• [PROBLEM DETAILS]
Print all entries precisely as they are written.

Chart and figure data:
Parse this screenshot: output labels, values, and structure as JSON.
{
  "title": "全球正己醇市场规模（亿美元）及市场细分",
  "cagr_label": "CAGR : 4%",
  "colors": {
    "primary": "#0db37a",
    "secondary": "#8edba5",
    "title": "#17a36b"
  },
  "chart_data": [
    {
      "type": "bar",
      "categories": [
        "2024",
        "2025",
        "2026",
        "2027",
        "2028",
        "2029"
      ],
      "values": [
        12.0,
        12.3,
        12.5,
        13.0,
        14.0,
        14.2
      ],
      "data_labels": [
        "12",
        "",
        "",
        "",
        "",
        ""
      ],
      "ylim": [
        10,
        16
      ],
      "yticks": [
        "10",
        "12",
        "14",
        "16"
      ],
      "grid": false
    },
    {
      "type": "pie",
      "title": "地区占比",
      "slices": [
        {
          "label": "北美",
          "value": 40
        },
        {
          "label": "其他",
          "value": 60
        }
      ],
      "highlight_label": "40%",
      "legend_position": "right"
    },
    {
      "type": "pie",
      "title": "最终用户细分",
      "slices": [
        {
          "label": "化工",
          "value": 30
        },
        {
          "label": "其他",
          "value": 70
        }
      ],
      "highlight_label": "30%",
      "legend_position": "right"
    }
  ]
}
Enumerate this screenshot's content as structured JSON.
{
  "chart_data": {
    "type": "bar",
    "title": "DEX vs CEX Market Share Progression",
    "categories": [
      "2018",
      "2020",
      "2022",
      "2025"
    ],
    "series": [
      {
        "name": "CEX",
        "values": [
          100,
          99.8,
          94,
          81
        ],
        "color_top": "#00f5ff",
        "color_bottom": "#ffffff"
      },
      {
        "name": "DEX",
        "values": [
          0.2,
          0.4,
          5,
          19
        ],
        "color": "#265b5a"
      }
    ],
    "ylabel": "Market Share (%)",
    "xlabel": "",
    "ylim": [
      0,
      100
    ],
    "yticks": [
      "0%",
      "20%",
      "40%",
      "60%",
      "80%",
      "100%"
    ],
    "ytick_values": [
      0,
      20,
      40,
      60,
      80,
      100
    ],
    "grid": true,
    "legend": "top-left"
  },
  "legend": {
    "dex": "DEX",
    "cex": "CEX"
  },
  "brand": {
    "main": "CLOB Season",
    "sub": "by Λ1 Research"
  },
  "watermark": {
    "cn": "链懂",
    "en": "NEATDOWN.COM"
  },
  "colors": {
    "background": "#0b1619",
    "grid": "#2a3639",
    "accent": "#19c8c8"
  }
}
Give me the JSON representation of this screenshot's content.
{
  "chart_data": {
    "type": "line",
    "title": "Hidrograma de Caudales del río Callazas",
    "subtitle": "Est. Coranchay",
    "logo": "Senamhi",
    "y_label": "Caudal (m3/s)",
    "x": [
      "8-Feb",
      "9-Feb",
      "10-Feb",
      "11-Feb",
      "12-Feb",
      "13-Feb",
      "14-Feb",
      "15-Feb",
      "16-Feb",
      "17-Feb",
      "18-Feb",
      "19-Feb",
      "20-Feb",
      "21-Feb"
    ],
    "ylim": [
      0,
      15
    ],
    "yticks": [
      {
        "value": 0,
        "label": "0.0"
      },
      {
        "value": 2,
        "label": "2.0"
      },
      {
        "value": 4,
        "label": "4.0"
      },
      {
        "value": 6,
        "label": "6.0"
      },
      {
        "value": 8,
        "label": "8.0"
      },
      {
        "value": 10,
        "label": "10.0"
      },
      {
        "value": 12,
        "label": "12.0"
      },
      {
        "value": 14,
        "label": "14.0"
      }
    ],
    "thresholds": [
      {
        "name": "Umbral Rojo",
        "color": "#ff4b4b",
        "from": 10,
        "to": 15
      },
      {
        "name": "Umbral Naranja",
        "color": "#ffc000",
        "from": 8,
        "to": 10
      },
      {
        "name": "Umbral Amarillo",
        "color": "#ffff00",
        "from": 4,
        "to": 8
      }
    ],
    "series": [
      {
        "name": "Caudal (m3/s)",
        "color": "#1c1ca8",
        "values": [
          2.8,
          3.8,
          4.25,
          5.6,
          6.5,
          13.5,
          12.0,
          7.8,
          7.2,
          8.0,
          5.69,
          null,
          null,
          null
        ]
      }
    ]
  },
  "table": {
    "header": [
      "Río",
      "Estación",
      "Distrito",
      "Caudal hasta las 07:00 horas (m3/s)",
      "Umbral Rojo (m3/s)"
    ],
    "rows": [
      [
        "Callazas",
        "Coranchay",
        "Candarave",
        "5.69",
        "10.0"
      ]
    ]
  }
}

• [REPLY TO THE EXERCISE]
Parse this screenshot: output labels, values, and structure as JSON.
{
  "title": "全球正己醇市场规模（亿美元）及市场细分",
  "cagr_label": "CAGR : 4%",
  "colors": {
    "primary": "#0db37a",
    "secondary": "#8edba5",
    "title": "#17a36b"
  },
  "chart_data": [
    {
      "type": "bar",
      "categories": [
        "2024",
        "2025",
        "2026",
        "2027",
        "2028",
        "2029"
      ],
      "values": [
        12.0,
        12.3,
        12.5,
        13.0,
        14.0,
        14.2
      ],
      "data_labels": [
        "12",
        "",
        "",
        "",
        "",
        ""
      ],
      "ylim": [
        10,
        16
      ],
      "yticks": [
        "10",
        "12",
        "14",
        "16"
      ],
      "grid": false
    },
    {
      "type": "pie",
      "title": "地区占比",
      "slices": [
        {
          "label": "北美",
          "value": 40
        },
        {
          "label": "其他",
          "value": 60
        }
      ],
      "highlight_label": "40%",
      "legend_position": "right"
    },
    {
      "type": "pie",
      "title": "最终用户细分",
      "slices": [
        {
          "label": "化工",
          "value": 30
        },
        {
          "label": "其他",
          "value": 70
        }
      ],
      "highlight_label": "30%",
      "legend_position": "right"
    }
  ]
}
Enumerate this screenshot's content as structured JSON.
{
  "chart_data": {
    "type": "bar",
    "title": "DEX vs CEX Market Share Progression",
    "categories": [
      "2018",
      "2020",
      "2022",
      "2025"
    ],
    "series": [
      {
        "name": "CEX",
        "values": [
          100,
          99.8,
          94,
          81
        ],
        "color_top": "#00f5ff",
        "color_bottom": "#ffffff"
      },
      {
        "name": "DEX",
        "values": [
          0.2,
          0.4,
          5,
          19
        ],
        "color": "#265b5a"
      }
    ],
    "ylabel": "Market Share (%)",
    "xlabel": "",
    "ylim": [
      0,
      100
    ],
    "yticks": [
      "0%",
      "20%",
      "40%",
      "60%",
      "80%",
      "100%"
    ],
    "ytick_values": [
      0,
      20,
      40,
      60,
      80,
      100
    ],
    "grid": true,
    "legend": "top-left"
  },
  "legend": {
    "dex": "DEX",
    "cex": "CEX"
  },
  "brand": {
    "main": "CLOB Season",
    "sub": "by Λ1 Research"
  },
  "watermark": {
    "cn": "链懂",
    "en": "NEATDOWN.COM"
  },
  "colors": {
    "background": "#0b1619",
    "grid": "#2a3639",
    "accent": "#19c8c8"
  }
}
Give me the JSON representation of this screenshot's content.
{
  "chart_data": {
    "type": "line",
    "title": "Hidrograma de Caudales del río Callazas",
    "subtitle": "Est. Coranchay",
    "logo": "Senamhi",
    "y_label": "Caudal (m3/s)",
    "x": [
      "8-Feb",
      "9-Feb",
      "10-Feb",
      "11-Feb",
      "12-Feb",
      "13-Feb",
      "14-Feb",
      "15-Feb",
      "16-Feb",
      "17-Feb",
      "18-Feb",
      "19-Feb",
      "20-Feb",
      "21-Feb"
    ],
    "ylim": [
      0,
      15
    ],
    "yticks": [
      {
        "value": 0,
        "label": "0.0"
      },
      {
        "value": 2,
        "label": "2.0"
      },
      {
        "value": 4,
        "label": "4.0"
      },
      {
        "value": 6,
        "label": "6.0"
      },
      {
        "value": 8,
        "label": "8.0"
      },
      {
        "value": 10,
        "label": "10.0"
      },
      {
        "value": 12,
        "label": "12.0"
      },
      {
        "value": 14,
        "label": "14.0"
      }
    ],
    "thresholds": [
      {
        "name": "Umbral Rojo",
        "color": "#ff4b4b",
        "from": 10,
        "to": 15
      },
      {
        "name": "Umbral Naranja",
        "color": "#ffc000",
        "from": 8,
        "to": 10
      },
      {
        "name": "Umbral Amarillo",
        "color": "#ffff00",
        "from": 4,
        "to": 8
      }
    ],
    "series": [
      {
        "name": "Caudal (m3/s)",
        "color": "#1c1ca8",
        "values": [
          2.8,
          3.8,
          4.25,
          5.6,
          6.5,
          13.5,
          12.0,
          7.8,
          7.2,
          8.0,
          5.69,
          null,
          null,
          null
        ]
      }
    ]
  },
  "table": {
    "header": [
      "Río",
      "Estación",
      "Distrito",
      "Caudal hasta las 07:00 horas (m3/s)",
      "Umbral Rojo (m3/s)"
    ],
    "rows": [
      [
        "Callazas",
        "Coranchay",
        "Candarave",
        "5.69",
        "10.0"
      ]
    ]
  }
}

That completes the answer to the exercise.